Every line of the data that contains the string "Rejected" must be copied.

Figure content listings:
═══

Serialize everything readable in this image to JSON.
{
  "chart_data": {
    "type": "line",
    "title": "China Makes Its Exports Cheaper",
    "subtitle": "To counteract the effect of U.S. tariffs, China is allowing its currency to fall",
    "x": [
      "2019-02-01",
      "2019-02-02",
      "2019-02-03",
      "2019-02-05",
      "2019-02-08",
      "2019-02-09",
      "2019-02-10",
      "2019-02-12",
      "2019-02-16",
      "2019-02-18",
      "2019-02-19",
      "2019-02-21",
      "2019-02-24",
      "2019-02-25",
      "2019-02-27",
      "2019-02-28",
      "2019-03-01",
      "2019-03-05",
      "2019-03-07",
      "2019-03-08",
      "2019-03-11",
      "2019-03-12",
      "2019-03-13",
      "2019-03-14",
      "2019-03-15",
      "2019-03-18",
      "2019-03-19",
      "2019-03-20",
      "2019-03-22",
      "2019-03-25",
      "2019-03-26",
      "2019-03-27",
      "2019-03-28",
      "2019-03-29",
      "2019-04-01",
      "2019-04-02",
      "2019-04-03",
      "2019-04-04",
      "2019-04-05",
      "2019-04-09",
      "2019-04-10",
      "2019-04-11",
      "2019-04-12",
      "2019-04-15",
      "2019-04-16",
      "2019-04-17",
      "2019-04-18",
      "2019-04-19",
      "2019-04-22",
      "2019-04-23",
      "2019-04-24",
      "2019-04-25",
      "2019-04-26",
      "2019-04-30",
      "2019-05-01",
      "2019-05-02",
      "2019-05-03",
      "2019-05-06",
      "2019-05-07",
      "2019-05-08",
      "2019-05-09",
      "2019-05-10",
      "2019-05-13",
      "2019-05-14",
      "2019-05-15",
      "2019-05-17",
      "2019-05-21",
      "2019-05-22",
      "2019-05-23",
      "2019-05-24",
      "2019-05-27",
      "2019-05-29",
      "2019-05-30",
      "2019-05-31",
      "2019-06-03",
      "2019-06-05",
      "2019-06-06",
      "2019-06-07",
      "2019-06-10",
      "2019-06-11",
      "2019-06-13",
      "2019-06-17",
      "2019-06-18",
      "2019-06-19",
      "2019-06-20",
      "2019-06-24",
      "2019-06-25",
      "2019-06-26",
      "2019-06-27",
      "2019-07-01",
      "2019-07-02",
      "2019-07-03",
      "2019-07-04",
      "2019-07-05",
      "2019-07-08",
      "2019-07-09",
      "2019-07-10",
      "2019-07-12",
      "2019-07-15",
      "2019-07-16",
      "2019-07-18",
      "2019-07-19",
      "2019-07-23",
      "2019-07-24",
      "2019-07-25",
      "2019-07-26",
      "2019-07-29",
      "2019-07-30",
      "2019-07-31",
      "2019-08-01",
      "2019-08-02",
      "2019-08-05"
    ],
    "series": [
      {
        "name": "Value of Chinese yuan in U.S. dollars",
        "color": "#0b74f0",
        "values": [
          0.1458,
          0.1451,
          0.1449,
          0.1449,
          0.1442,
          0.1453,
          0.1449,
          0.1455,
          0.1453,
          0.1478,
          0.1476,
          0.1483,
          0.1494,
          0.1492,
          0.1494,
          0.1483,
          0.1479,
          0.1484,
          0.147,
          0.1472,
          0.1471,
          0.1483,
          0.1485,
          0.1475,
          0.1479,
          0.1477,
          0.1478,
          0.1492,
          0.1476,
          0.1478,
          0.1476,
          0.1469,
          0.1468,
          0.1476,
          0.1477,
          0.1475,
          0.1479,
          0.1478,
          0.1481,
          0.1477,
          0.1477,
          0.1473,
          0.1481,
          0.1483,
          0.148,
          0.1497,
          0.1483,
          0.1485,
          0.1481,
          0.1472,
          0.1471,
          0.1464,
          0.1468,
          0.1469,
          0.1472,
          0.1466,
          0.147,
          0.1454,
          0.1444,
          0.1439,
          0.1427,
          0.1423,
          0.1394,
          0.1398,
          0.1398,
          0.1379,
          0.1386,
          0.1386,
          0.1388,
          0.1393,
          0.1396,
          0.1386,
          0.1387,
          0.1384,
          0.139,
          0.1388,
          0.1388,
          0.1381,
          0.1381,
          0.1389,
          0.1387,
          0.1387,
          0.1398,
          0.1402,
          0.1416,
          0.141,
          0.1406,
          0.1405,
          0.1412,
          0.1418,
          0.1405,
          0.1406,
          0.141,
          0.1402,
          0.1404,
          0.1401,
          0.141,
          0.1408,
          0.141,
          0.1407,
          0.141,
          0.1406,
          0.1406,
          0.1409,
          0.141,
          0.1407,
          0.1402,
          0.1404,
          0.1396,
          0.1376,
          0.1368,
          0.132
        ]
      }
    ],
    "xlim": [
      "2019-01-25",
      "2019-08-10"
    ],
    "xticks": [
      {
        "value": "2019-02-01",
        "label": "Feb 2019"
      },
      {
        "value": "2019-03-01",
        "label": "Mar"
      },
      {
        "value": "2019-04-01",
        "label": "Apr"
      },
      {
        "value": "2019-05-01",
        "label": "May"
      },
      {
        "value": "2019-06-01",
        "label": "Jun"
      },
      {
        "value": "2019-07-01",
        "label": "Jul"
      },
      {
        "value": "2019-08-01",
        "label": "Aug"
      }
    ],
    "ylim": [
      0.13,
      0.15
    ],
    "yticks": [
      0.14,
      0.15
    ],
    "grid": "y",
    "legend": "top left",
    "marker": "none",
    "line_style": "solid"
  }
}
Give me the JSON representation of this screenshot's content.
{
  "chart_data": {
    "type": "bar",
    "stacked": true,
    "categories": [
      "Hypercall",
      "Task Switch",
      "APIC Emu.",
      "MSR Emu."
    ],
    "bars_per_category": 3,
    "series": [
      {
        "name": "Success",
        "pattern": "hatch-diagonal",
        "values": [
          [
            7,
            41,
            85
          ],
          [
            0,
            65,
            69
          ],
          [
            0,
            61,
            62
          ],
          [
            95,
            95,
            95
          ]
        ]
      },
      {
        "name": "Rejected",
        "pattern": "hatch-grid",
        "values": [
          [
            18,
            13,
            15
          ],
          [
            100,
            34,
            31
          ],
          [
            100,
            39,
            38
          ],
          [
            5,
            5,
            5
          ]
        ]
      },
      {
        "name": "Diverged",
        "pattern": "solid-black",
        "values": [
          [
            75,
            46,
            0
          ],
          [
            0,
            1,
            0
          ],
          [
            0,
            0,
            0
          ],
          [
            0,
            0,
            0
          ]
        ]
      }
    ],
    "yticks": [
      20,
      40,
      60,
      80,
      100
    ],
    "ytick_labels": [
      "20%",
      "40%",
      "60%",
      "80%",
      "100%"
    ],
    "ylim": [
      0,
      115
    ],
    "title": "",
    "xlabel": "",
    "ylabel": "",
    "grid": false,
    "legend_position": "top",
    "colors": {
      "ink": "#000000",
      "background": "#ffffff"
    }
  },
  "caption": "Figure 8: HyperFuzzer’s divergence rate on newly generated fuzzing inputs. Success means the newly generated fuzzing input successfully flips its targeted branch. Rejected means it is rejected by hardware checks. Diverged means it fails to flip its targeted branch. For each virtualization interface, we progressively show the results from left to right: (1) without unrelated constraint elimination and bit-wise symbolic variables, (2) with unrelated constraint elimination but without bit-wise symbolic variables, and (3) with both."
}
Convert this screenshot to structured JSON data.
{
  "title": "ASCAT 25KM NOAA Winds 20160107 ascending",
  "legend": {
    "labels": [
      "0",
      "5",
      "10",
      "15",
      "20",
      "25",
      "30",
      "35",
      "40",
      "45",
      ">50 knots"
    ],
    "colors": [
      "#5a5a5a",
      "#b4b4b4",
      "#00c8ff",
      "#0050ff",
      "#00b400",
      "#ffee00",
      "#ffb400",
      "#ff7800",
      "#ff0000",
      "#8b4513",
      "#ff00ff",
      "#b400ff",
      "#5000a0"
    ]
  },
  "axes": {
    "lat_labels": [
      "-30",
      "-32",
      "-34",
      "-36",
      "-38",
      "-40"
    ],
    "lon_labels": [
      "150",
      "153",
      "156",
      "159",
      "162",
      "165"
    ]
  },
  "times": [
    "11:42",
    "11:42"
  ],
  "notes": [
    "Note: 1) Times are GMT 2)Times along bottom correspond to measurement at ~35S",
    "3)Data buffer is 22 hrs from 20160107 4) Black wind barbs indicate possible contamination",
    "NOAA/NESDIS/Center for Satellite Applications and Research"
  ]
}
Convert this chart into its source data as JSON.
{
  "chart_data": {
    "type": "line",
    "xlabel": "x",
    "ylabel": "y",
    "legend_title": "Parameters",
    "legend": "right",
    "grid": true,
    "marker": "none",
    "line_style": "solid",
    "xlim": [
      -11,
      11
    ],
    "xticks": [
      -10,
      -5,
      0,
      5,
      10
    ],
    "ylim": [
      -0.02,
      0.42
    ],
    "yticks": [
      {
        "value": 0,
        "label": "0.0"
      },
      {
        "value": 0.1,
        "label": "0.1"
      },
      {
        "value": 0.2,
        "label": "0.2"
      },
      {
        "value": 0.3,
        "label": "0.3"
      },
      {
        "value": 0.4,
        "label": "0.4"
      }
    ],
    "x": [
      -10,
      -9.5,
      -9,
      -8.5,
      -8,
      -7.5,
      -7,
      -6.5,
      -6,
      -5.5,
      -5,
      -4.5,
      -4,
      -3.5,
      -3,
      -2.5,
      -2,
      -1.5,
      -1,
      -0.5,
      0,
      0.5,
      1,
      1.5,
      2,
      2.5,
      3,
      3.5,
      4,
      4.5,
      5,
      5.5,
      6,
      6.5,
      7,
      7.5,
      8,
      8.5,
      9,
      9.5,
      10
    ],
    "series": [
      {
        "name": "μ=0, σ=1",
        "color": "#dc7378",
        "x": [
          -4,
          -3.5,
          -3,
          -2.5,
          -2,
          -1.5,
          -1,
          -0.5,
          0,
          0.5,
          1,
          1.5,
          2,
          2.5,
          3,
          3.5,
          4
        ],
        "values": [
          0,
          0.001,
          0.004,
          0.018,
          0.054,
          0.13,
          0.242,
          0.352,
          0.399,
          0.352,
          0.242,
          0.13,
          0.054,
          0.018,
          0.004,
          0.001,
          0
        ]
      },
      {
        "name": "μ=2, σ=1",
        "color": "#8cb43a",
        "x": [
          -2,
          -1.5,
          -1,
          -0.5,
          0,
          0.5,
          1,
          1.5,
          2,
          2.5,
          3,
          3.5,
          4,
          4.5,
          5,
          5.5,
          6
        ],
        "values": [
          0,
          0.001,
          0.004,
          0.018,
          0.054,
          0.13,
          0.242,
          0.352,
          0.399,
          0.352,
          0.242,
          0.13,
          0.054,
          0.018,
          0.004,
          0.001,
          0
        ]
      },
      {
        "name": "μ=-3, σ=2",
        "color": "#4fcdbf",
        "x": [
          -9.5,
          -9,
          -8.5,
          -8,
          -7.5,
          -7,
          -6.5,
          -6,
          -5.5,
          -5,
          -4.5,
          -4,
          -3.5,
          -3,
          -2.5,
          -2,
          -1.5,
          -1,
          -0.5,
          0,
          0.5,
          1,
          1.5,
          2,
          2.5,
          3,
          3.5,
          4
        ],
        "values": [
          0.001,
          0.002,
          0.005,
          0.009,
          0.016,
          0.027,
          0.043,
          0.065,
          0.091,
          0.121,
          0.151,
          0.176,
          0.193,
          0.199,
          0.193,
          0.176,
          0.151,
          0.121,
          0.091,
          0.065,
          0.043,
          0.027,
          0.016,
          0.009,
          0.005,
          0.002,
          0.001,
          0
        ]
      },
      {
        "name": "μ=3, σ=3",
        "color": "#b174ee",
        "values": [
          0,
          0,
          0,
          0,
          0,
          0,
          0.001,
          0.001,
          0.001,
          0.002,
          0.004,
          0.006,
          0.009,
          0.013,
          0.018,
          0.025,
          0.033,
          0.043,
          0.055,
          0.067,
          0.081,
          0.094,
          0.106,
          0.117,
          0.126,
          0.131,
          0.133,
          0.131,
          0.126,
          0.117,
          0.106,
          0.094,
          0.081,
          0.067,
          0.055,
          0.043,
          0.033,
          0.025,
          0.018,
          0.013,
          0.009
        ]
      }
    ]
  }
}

═══

Full output:
        "name": "Rejected",
  "caption": "Figure 8: HyperFuzzer’s divergence rate on newly generated fuzzing inputs. Success means the newly generated fuzzing input successfully flips its targeted branch. Rejected means it is rejected by hardware checks. Diverged means it fails to flip its targeted branch. For each virtualization interface, we progressively show the results from left to right: (1) without unrelated constraint elimination and bit-wise symbolic variables, (2) with unrelated constraint elimination but without bit-wise symbolic variables, and (3) with both."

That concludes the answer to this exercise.